> **Task prompt**:
Gather all lines from the material that contain "Rhein".

** Begin Data shown **

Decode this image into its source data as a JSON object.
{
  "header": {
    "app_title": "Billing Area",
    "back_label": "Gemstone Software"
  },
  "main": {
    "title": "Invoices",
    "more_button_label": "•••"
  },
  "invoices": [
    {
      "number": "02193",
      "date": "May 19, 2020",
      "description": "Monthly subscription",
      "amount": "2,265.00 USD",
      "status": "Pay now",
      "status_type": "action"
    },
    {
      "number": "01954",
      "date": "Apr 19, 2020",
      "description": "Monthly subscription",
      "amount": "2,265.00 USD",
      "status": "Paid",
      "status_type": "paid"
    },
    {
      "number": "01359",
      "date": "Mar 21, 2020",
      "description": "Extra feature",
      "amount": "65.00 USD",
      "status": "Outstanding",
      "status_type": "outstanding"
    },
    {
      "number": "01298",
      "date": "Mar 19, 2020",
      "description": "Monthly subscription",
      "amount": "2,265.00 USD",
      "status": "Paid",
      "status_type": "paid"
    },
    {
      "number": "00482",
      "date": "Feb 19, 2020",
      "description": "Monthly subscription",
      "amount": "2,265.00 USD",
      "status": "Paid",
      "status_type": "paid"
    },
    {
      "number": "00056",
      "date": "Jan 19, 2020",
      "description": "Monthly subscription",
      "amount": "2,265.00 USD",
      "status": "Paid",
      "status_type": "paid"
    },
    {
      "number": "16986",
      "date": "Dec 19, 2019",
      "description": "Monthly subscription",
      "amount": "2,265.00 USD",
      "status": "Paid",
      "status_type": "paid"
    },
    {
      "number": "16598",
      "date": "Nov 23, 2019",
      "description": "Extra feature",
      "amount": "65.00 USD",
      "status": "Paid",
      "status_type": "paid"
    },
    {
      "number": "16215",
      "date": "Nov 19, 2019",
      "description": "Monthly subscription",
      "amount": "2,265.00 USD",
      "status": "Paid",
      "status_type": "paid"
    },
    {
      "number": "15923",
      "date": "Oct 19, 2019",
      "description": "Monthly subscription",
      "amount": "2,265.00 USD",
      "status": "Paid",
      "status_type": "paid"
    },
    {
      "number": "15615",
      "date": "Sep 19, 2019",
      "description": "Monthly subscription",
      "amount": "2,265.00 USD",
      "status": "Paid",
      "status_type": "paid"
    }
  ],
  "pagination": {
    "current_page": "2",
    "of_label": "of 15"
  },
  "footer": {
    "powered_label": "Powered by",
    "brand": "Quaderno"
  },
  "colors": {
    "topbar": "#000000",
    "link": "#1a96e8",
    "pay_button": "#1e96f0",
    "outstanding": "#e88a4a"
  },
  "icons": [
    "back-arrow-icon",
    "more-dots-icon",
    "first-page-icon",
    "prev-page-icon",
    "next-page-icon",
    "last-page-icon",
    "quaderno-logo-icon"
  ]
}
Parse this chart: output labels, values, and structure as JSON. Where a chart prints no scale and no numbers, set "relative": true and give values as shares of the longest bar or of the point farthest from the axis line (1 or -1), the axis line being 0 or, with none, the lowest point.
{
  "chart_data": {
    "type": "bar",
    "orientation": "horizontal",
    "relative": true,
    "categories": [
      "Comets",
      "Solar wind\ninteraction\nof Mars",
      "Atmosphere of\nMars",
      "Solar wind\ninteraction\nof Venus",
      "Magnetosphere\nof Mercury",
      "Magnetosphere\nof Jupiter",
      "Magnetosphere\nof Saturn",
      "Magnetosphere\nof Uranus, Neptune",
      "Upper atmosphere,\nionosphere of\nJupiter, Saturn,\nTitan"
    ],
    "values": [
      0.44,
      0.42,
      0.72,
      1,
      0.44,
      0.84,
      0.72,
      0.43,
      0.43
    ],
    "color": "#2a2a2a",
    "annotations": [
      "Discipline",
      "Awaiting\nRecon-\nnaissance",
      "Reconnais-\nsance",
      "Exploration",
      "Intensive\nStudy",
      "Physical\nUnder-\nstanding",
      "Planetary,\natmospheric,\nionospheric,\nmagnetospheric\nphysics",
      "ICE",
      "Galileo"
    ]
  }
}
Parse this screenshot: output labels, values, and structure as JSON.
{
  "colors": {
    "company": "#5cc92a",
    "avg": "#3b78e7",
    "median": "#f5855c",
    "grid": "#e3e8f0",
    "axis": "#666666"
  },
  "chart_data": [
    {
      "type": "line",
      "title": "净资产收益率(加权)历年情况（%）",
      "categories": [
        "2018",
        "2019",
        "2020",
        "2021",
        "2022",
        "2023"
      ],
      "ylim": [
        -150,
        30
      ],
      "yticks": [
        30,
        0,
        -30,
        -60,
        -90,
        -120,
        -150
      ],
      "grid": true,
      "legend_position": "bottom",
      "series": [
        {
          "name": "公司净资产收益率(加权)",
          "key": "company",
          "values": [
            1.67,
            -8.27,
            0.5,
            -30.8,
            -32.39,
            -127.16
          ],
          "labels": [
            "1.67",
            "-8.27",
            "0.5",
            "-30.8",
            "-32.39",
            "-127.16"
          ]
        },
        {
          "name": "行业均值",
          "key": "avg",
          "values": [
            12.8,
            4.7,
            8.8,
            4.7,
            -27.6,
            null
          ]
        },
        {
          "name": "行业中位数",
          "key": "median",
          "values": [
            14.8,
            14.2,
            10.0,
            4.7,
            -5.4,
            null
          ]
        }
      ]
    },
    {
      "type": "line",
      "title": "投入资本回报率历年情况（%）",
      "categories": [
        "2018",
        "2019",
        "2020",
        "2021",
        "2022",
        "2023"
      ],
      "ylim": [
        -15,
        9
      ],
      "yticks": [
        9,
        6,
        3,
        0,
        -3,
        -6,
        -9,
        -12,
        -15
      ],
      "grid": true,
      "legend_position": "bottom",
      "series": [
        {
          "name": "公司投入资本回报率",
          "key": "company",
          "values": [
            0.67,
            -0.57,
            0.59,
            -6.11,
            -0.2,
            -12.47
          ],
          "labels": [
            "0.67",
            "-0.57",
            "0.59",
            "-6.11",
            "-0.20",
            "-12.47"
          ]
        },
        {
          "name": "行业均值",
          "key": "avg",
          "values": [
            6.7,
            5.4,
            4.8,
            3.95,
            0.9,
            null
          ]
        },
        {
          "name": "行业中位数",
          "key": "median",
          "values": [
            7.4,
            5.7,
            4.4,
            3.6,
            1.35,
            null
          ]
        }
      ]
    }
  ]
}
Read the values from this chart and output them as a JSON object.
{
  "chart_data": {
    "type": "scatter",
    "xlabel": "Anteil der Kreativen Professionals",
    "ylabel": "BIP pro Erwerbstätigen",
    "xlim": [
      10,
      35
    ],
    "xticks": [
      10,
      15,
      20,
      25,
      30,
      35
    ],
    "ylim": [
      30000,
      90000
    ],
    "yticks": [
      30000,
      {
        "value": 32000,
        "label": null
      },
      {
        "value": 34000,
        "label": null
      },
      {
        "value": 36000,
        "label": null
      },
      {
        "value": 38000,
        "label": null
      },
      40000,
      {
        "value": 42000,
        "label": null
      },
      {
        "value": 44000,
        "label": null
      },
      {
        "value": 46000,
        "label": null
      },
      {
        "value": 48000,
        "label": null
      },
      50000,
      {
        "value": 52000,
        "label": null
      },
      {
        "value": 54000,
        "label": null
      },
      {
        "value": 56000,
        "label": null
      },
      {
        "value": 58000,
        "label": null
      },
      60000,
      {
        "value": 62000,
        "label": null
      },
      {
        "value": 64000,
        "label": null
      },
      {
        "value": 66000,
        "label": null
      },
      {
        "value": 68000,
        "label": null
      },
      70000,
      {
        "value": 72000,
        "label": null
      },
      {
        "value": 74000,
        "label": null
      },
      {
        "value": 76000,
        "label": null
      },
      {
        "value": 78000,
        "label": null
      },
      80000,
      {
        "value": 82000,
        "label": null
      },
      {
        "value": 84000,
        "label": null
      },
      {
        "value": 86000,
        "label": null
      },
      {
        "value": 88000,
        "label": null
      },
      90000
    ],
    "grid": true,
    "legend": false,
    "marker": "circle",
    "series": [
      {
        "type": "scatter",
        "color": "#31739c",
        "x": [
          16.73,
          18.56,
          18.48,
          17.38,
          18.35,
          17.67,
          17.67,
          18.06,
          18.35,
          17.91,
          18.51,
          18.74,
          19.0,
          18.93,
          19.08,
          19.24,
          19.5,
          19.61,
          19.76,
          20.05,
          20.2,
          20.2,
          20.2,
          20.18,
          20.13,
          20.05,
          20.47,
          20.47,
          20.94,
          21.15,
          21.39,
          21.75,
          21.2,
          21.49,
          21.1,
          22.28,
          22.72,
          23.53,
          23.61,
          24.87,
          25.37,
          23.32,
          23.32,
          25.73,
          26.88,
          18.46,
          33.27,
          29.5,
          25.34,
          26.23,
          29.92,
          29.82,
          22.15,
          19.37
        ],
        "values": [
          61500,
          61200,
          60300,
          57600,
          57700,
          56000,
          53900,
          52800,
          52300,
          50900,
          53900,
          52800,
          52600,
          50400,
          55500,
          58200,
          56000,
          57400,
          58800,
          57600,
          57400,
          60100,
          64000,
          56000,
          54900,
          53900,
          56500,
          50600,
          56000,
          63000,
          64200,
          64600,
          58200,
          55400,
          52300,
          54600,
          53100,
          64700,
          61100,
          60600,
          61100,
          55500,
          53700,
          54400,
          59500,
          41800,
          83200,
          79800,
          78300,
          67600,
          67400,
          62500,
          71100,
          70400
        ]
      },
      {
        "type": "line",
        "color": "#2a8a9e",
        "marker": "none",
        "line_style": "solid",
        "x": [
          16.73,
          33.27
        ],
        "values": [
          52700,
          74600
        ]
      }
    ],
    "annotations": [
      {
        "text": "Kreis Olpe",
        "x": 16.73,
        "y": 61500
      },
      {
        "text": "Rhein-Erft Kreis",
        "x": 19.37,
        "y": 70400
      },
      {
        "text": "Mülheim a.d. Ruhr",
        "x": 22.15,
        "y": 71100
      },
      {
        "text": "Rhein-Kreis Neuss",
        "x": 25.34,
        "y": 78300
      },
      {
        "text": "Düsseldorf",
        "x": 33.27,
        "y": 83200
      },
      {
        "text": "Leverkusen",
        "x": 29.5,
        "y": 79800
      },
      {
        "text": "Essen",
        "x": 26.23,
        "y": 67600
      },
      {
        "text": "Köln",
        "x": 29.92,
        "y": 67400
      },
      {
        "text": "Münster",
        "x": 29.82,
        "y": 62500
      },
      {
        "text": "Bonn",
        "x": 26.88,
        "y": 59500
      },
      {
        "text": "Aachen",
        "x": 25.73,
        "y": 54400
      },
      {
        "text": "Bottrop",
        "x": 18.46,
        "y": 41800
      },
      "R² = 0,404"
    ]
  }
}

** End Data shown **

> **Task output**:
        "text": "Rhein-Erft Kreis",
        "text": "Rhein-Kreis Neuss",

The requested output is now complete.